Goal of the exercise:
Copy all the material below, exactly as it stands.

Start of Recorded information

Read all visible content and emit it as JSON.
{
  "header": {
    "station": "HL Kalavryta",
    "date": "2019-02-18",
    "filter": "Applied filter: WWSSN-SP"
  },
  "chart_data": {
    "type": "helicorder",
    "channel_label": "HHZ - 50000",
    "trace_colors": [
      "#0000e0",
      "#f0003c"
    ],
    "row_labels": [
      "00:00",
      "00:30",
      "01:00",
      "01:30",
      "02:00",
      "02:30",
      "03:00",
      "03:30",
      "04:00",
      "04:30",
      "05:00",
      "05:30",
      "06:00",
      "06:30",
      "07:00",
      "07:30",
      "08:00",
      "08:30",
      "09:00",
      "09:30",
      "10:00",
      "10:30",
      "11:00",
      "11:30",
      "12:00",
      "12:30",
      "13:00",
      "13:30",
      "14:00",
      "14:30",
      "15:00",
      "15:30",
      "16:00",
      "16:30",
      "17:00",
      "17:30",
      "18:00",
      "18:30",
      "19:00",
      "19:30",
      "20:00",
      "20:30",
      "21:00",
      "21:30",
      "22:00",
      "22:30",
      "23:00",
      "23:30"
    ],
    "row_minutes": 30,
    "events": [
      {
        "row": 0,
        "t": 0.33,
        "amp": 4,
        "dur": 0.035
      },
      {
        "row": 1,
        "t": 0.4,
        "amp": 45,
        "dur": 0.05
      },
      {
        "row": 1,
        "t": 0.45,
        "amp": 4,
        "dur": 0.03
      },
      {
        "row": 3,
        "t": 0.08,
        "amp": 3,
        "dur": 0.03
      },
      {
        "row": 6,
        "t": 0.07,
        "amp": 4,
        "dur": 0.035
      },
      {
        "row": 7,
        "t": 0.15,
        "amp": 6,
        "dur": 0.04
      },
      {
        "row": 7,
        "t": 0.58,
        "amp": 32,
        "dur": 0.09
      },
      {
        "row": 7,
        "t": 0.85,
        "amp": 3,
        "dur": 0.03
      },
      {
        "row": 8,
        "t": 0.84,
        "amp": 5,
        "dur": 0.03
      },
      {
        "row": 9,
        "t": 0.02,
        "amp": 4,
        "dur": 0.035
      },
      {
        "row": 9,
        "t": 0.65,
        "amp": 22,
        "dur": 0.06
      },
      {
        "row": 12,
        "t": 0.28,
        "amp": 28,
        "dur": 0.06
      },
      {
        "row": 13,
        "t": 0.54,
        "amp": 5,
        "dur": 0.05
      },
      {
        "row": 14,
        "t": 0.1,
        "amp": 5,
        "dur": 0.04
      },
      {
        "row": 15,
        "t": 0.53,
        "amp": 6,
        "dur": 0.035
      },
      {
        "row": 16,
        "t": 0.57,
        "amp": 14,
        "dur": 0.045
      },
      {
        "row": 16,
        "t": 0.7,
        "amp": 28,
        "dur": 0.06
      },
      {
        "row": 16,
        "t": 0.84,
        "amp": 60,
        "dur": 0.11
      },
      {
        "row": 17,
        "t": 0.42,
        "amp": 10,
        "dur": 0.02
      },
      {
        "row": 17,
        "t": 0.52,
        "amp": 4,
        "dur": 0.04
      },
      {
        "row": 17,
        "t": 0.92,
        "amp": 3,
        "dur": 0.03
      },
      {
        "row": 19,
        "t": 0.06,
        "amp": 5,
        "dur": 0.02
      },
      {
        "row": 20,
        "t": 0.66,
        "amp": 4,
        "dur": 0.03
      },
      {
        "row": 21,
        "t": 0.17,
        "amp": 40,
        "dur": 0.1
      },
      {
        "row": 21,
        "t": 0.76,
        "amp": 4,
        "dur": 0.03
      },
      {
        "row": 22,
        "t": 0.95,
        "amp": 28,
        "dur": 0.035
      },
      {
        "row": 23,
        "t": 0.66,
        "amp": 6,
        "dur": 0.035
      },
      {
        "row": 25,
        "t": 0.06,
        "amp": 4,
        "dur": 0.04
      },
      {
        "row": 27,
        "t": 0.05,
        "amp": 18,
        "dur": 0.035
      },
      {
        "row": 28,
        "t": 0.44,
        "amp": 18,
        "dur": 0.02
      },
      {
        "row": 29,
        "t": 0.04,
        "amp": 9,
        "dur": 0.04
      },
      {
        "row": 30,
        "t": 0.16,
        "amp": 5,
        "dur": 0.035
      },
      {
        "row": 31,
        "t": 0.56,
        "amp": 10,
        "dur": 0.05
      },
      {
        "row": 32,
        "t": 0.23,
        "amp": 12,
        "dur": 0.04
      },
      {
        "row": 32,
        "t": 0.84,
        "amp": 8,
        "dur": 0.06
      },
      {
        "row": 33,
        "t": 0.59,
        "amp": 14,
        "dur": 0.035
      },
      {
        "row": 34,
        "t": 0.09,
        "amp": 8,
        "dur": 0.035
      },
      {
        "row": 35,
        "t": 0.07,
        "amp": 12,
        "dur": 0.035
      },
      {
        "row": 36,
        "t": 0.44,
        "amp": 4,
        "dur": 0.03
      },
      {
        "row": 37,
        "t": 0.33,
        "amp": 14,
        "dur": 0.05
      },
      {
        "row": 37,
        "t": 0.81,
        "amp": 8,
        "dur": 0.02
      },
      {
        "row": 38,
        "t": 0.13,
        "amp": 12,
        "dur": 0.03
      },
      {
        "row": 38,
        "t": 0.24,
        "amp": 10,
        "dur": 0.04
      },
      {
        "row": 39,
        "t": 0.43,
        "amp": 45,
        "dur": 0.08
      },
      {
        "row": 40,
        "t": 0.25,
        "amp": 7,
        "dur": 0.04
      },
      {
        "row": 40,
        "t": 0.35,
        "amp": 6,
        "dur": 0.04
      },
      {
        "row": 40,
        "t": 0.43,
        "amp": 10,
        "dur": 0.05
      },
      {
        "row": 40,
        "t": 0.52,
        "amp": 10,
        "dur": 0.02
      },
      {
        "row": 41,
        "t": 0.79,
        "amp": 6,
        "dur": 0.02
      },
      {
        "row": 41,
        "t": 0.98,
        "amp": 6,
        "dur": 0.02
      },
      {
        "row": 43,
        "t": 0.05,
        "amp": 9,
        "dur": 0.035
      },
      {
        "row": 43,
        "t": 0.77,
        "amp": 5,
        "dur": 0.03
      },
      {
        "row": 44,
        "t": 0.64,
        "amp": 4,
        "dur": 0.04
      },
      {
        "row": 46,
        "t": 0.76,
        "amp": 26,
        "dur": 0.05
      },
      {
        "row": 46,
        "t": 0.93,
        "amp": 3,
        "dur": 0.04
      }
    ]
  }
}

End of Recorded information

Response to this exercise:
Read all visible content and emit it as JSON.
{
  "header": {
    "station": "HL Kalavryta",
    "date": "2019-02-18",
    "filter": "Applied filter: WWSSN-SP"
  },
  "chart_data": {
    "type": "helicorder",
    "channel_label": "HHZ - 50000",
    "trace_colors": [
      "#0000e0",
      "#f0003c"
    ],
    "row_labels": [
      "00:00",
      "00:30",
      "01:00",
      "01:30",
      "02:00",
      "02:30",
      "03:00",
      "03:30",
      "04:00",
      "04:30",
      "05:00",
      "05:30",
      "06:00",
      "06:30",
      "07:00",
      "07:30",
      "08:00",
      "08:30",
      "09:00",
      "09:30",
      "10:00",
      "10:30",
      "11:00",
      "11:30",
      "12:00",
      "12:30",
      "13:00",
      "13:30",
      "14:00",
      "14:30",
      "15:00",
      "15:30",
      "16:00",
      "16:30",
      "17:00",
      "17:30",
      "18:00",
      "18:30",
      "19:00",
      "19:30",
      "20:00",
      "20:30",
      "21:00",
      "21:30",
      "22:00",
      "22:30",
      "23:00",
      "23:30"
    ],
    "row_minutes": 30,
    "events": [
      {
        "row": 0,
        "t": 0.33,
        "amp": 4,
        "dur": 0.035
      },
      {
        "row": 1,
        "t": 0.4,
        "amp": 45,
        "dur": 0.05
      },
      {
        "row": 1,
        "t": 0.45,
        "amp": 4,
        "dur": 0.03
      },
      {
        "row": 3,
        "t": 0.08,
        "amp": 3,
        "dur": 0.03
      },
      {
        "row": 6,
        "t": 0.07,
        "amp": 4,
        "dur": 0.035
      },
      {
        "row": 7,
        "t": 0.15,
        "amp": 6,
        "dur": 0.04
      },
      {
        "row": 7,
        "t": 0.58,
        "amp": 32,
        "dur": 0.09
      },
      {
        "row": 7,
        "t": 0.85,
        "amp": 3,
        "dur": 0.03
      },
      {
        "row": 8,
        "t": 0.84,
        "amp": 5,
        "dur": 0.03
      },
      {
        "row": 9,
        "t": 0.02,
        "amp": 4,
        "dur": 0.035
      },
      {
        "row": 9,
        "t": 0.65,
        "amp": 22,
        "dur": 0.06
      },
      {
        "row": 12,
        "t": 0.28,
        "amp": 28,
        "dur": 0.06
      },
      {
        "row": 13,
        "t": 0.54,
        "amp": 5,
        "dur": 0.05
      },
      {
        "row": 14,
        "t": 0.1,
        "amp": 5,
        "dur": 0.04
      },
      {
        "row": 15,
        "t": 0.53,
        "amp": 6,
        "dur": 0.035
      },
      {
        "row": 16,
        "t": 0.57,
        "amp": 14,
        "dur": 0.045
      },
      {
        "row": 16,
        "t": 0.7,
        "amp": 28,
        "dur": 0.06
      },
      {
        "row": 16,
        "t": 0.84,
        "amp": 60,
        "dur": 0.11
      },
      {
        "row": 17,
        "t": 0.42,
        "amp": 10,
        "dur": 0.02
      },
      {
        "row": 17,
        "t": 0.52,
        "amp": 4,
        "dur": 0.04
      },
      {
        "row": 17,
        "t": 0.92,
        "amp": 3,
        "dur": 0.03
      },
      {
        "row": 19,
        "t": 0.06,
        "amp": 5,
        "dur": 0.02
      },
      {
        "row": 20,
        "t": 0.66,
        "amp": 4,
        "dur": 0.03
      },
      {
        "row": 21,
        "t": 0.17,
        "amp": 40,
        "dur": 0.1
      },
      {
        "row": 21,
        "t": 0.76,
        "amp": 4,
        "dur": 0.03
      },
      {
        "row": 22,
        "t": 0.95,
        "amp": 28,
        "dur": 0.035
      },
      {
        "row": 23,
        "t": 0.66,
        "amp": 6,
        "dur": 0.035
      },
      {
        "row": 25,
        "t": 0.06,
        "amp": 4,
        "dur": 0.04
      },
      {
        "row": 27,
        "t": 0.05,
        "amp": 18,
        "dur": 0.035
      },
      {
        "row": 28,
        "t": 0.44,
        "amp": 18,
        "dur": 0.02
      },
      {
        "row": 29,
        "t": 0.04,
        "amp": 9,
        "dur": 0.04
      },
      {
        "row": 30,
        "t": 0.16,
        "amp": 5,
        "dur": 0.035
      },
      {
        "row": 31,
        "t": 0.56,
        "amp": 10,
        "dur": 0.05
      },
      {
        "row": 32,
        "t": 0.23,
        "amp": 12,
        "dur": 0.04
      },
      {
        "row": 32,
        "t": 0.84,
        "amp": 8,
        "dur": 0.06
      },
      {
        "row": 33,
        "t": 0.59,
        "amp": 14,
        "dur": 0.035
      },
      {
        "row": 34,
        "t": 0.09,
        "amp": 8,
        "dur": 0.035
      },
      {
        "row": 35,
        "t": 0.07,
        "amp": 12,
        "dur": 0.035
      },
      {
        "row": 36,
        "t": 0.44,
        "amp": 4,
        "dur": 0.03
      },
      {
        "row": 37,
        "t": 0.33,
        "amp": 14,
        "dur": 0.05
      },
      {
        "row": 37,
        "t": 0.81,
        "amp": 8,
        "dur": 0.02
      },
      {
        "row": 38,
        "t": 0.13,
        "amp": 12,
        "dur": 0.03
      },
      {
        "row": 38,
        "t": 0.24,
        "amp": 10,
        "dur": 0.04
      },
      {
        "row": 39,
        "t": 0.43,
        "amp": 45,
        "dur": 0.08
      },
      {
        "row": 40,
        "t": 0.25,
        "amp": 7,
        "dur": 0.04
      },
      {
        "row": 40,
        "t": 0.35,
        "amp": 6,
        "dur": 0.04
      },
      {
        "row": 40,
        "t": 0.43,
        "amp": 10,
        "dur": 0.05
      },
      {
        "row": 40,
        "t": 0.52,
        "amp": 10,
        "dur": 0.02
      },
      {
        "row": 41,
        "t": 0.79,
        "amp": 6,
        "dur": 0.02
      },
      {
        "row": 41,
        "t": 0.98,
        "amp": 6,
        "dur": 0.02
      },
      {
        "row": 43,
        "t": 0.05,
        "amp": 9,
        "dur": 0.035
      },
      {
        "row": 43,
        "t": 0.77,
        "amp": 5,
        "dur": 0.03
      },
      {
        "row": 44,
        "t": 0.64,
        "amp": 4,
        "dur": 0.04
      },
      {
        "row": 46,
        "t": 0.76,
        "amp": 26,
        "dur": 0.05
      },
      {
        "row": 46,
        "t": 0.93,
        "amp": 3,
        "dur": 0.04
      }
    ]
  }
}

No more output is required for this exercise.